Task to carry out -> Restate the whole listing exactly.

[Excerpts from a figure dataset]
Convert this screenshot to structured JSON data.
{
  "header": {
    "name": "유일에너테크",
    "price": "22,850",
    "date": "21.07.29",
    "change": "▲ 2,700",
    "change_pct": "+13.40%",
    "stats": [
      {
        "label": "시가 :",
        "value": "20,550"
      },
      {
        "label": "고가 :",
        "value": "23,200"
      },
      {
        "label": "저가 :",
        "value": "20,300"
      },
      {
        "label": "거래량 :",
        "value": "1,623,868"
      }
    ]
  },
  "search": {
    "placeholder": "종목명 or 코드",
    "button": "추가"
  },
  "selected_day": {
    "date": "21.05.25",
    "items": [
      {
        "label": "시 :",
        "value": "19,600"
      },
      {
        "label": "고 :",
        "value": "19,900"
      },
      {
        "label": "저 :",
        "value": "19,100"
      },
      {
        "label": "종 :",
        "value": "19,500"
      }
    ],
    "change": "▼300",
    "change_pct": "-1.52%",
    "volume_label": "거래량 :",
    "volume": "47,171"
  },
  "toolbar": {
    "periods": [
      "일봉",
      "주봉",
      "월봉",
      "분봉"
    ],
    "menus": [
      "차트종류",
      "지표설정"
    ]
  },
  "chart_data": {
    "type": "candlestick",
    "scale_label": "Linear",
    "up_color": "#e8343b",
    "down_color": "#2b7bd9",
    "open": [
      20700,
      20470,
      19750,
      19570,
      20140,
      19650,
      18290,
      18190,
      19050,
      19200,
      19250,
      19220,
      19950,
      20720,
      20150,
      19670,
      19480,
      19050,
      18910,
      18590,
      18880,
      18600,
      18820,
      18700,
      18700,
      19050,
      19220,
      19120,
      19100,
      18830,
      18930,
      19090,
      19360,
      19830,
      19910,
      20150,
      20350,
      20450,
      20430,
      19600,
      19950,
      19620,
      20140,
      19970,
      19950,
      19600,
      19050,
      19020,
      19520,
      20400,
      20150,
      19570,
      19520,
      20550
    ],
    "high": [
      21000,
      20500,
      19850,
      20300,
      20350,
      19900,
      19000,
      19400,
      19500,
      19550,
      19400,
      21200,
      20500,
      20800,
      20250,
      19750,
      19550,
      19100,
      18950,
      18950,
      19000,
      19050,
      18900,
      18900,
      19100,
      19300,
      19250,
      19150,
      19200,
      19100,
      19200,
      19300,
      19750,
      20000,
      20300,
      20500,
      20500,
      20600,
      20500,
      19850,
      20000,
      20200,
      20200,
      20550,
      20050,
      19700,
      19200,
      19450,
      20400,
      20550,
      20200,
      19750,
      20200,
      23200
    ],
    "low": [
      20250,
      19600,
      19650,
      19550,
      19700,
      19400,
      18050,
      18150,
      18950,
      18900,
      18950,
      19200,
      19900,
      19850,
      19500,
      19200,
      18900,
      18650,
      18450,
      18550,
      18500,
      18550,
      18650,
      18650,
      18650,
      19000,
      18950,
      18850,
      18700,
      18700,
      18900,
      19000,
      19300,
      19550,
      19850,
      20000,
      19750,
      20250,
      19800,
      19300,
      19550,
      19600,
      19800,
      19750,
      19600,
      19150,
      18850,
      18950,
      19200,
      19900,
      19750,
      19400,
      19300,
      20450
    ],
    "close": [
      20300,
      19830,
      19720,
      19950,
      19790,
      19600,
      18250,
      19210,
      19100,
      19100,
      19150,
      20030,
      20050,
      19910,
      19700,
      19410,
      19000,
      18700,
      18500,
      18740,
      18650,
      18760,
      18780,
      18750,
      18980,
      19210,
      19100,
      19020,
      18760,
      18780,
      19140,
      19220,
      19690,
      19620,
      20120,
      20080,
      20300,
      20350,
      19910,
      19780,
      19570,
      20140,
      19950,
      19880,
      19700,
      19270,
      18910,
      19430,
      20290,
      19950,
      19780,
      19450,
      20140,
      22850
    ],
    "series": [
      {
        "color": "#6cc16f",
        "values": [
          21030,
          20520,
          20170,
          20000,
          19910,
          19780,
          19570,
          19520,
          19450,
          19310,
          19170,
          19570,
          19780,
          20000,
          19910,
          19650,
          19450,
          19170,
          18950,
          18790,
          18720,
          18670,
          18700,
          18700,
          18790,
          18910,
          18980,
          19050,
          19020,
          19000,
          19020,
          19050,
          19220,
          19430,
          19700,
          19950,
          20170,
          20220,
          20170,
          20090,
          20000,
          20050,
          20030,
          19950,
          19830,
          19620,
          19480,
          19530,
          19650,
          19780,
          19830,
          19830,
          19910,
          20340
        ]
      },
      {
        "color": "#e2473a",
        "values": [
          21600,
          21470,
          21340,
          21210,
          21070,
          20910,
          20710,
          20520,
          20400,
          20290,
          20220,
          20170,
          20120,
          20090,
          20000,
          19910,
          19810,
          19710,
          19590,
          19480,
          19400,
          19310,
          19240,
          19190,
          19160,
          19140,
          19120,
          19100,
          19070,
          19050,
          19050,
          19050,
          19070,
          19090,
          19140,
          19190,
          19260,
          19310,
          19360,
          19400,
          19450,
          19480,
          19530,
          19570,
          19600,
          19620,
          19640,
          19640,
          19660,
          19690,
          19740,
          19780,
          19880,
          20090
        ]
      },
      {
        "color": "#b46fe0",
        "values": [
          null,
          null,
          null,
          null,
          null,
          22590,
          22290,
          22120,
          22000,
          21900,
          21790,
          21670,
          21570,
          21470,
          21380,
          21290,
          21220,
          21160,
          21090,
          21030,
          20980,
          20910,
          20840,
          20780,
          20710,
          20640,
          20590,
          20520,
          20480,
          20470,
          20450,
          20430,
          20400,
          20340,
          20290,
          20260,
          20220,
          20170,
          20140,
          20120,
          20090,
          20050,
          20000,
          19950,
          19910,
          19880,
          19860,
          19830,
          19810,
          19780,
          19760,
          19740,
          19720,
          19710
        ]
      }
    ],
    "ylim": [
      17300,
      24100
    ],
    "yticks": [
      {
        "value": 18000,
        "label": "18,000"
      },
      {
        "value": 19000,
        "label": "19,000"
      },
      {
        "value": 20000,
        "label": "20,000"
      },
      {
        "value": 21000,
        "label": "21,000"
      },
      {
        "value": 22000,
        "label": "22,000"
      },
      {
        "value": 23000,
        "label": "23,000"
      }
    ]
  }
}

Expected answer ->
Convert this screenshot to structured JSON data.
{
  "header": {
    "name": "유일에너테크",
    "price": "22,850",
    "date": "21.07.29",
    "change": "▲ 2,700",
    "change_pct": "+13.40%",
    "stats": [
      {
        "label": "시가 :",
        "value": "20,550"
      },
      {
        "label": "고가 :",
        "value": "23,200"
      },
      {
        "label": "저가 :",
        "value": "20,300"
      },
      {
        "label": "거래량 :",
        "value": "1,623,868"
      }
    ]
  },
  "search": {
    "placeholder": "종목명 or 코드",
    "button": "추가"
  },
  "selected_day": {
    "date": "21.05.25",
    "items": [
      {
        "label": "시 :",
        "value": "19,600"
      },
      {
        "label": "고 :",
        "value": "19,900"
      },
      {
        "label": "저 :",
        "value": "19,100"
      },
      {
        "label": "종 :",
        "value": "19,500"
      }
    ],
    "change": "▼300",
    "change_pct": "-1.52%",
    "volume_label": "거래량 :",
    "volume": "47,171"
  },
  "toolbar": {
    "periods": [
      "일봉",
      "주봉",
      "월봉",
      "분봉"
    ],
    "menus": [
      "차트종류",
      "지표설정"
    ]
  },
  "chart_data": {
    "type": "candlestick",
    "scale_label": "Linear",
    "up_color": "#e8343b",
    "down_color": "#2b7bd9",
    "open": [
      20700,
      20470,
      19750,
      19570,
      20140,
      19650,
      18290,
      18190,
      19050,
      19200,
      19250,
      19220,
      19950,
      20720,
      20150,
      19670,
      19480,
      19050,
      18910,
      18590,
      18880,
      18600,
      18820,
      18700,
      18700,
      19050,
      19220,
      19120,
      19100,
      18830,
      18930,
      19090,
      19360,
      19830,
      19910,
      20150,
      20350,
      20450,
      20430,
      19600,
      19950,
      19620,
      20140,
      19970,
      19950,
      19600,
      19050,
      19020,
      19520,
      20400,
      20150,
      19570,
      19520,
      20550
    ],
    "high": [
      21000,
      20500,
      19850,
      20300,
      20350,
      19900,
      19000,
      19400,
      19500,
      19550,
      19400,
      21200,
      20500,
      20800,
      20250,
      19750,
      19550,
      19100,
      18950,
      18950,
      19000,
      19050,
      18900,
      18900,
      19100,
      19300,
      19250,
      19150,
      19200,
      19100,
      19200,
      19300,
      19750,
      20000,
      20300,
      20500,
      20500,
      20600,
      20500,
      19850,
      20000,
      20200,
      20200,
      20550,
      20050,
      19700,
      19200,
      19450,
      20400,
      20550,
      20200,
      19750,
      20200,
      23200
    ],
    "low": [
      20250,
      19600,
      19650,
      19550,
      19700,
      19400,
      18050,
      18150,
      18950,
      18900,
      18950,
      19200,
      19900,
      19850,
      19500,
      19200,
      18900,
      18650,
      18450,
      18550,
      18500,
      18550,
      18650,
      18650,
      18650,
      19000,
      18950,
      18850,
      18700,
      18700,
      18900,
      19000,
      19300,
      19550,
      19850,
      20000,
      19750,
      20250,
      19800,
      19300,
      19550,
      19600,
      19800,
      19750,
      19600,
      19150,
      18850,
      18950,
      19200,
      19900,
      19750,
      19400,
      19300,
      20450
    ],
    "close": [
      20300,
      19830,
      19720,
      19950,
      19790,
      19600,
      18250,
      19210,
      19100,
      19100,
      19150,
      20030,
      20050,
      19910,
      19700,
      19410,
      19000,
      18700,
      18500,
      18740,
      18650,
      18760,
      18780,
      18750,
      18980,
      19210,
      19100,
      19020,
      18760,
      18780,
      19140,
      19220,
      19690,
      19620,
      20120,
      20080,
      20300,
      20350,
      19910,
      19780,
      19570,
      20140,
      19950,
      19880,
      19700,
      19270,
      18910,
      19430,
      20290,
      19950,
      19780,
      19450,
      20140,
      22850
    ],
    "series": [
      {
        "color": "#6cc16f",
        "values": [
          21030,
          20520,
          20170,
          20000,
          19910,
          19780,
          19570,
          19520,
          19450,
          19310,
          19170,
          19570,
          19780,
          20000,
          19910,
          19650,
          19450,
          19170,
          18950,
          18790,
          18720,
          18670,
          18700,
          18700,
          18790,
          18910,
          18980,
          19050,
          19020,
          19000,
          19020,
          19050,
          19220,
          19430,
          19700,
          19950,
          20170,
          20220,
          20170,
          20090,
          20000,
          20050,
          20030,
          19950,
          19830,
          19620,
          19480,
          19530,
          19650,
          19780,
          19830,
          19830,
          19910,
          20340
        ]
      },
      {
        "color": "#e2473a",
        "values": [
          21600,
          21470,
          21340,
          21210,
          21070,
          20910,
          20710,
          20520,
          20400,
          20290,
          20220,
          20170,
          20120,
          20090,
          20000,
          19910,
          19810,
          19710,
          19590,
          19480,
          19400,
          19310,
          19240,
          19190,
          19160,
          19140,
          19120,
          19100,
          19070,
          19050,
          19050,
          19050,
          19070,
          19090,
          19140,
          19190,
          19260,
          19310,
          19360,
          19400,
          19450,
          19480,
          19530,
          19570,
          19600,
          19620,
          19640,
          19640,
          19660,
          19690,
          19740,
          19780,
          19880,
          20090
        ]
      },
      {
        "color": "#b46fe0",
        "values": [
          null,
          null,
          null,
          null,
          null,
          22590,
          22290,
          22120,
          22000,
          21900,
          21790,
          21670,
          21570,
          21470,
          21380,
          21290,
          21220,
          21160,
          21090,
          21030,
          20980,
          20910,
          20840,
          20780,
          20710,
          20640,
          20590,
          20520,
          20480,
          20470,
          20450,
          20430,
          20400,
          20340,
          20290,
          20260,
          20220,
          20170,
          20140,
          20120,
          20090,
          20050,
          20000,
          19950,
          19910,
          19880,
          19860,
          19830,
          19810,
          19780,
          19760,
          19740,
          19720,
          19710
        ]
      }
    ],
    "ylim": [
      17300,
      24100
    ],
    "yticks": [
      {
        "value": 18000,
        "label": "18,000"
      },
      {
        "value": 19000,
        "label": "19,000"
      },
      {
        "value": 20000,
        "label": "20,000"
      },
      {
        "value": 21000,
        "label": "21,000"
      },
      {
        "value": 22000,
        "label": "22,000"
      },
      {
        "value": 23000,
        "label": "23,000"
      }
    ]
  }
}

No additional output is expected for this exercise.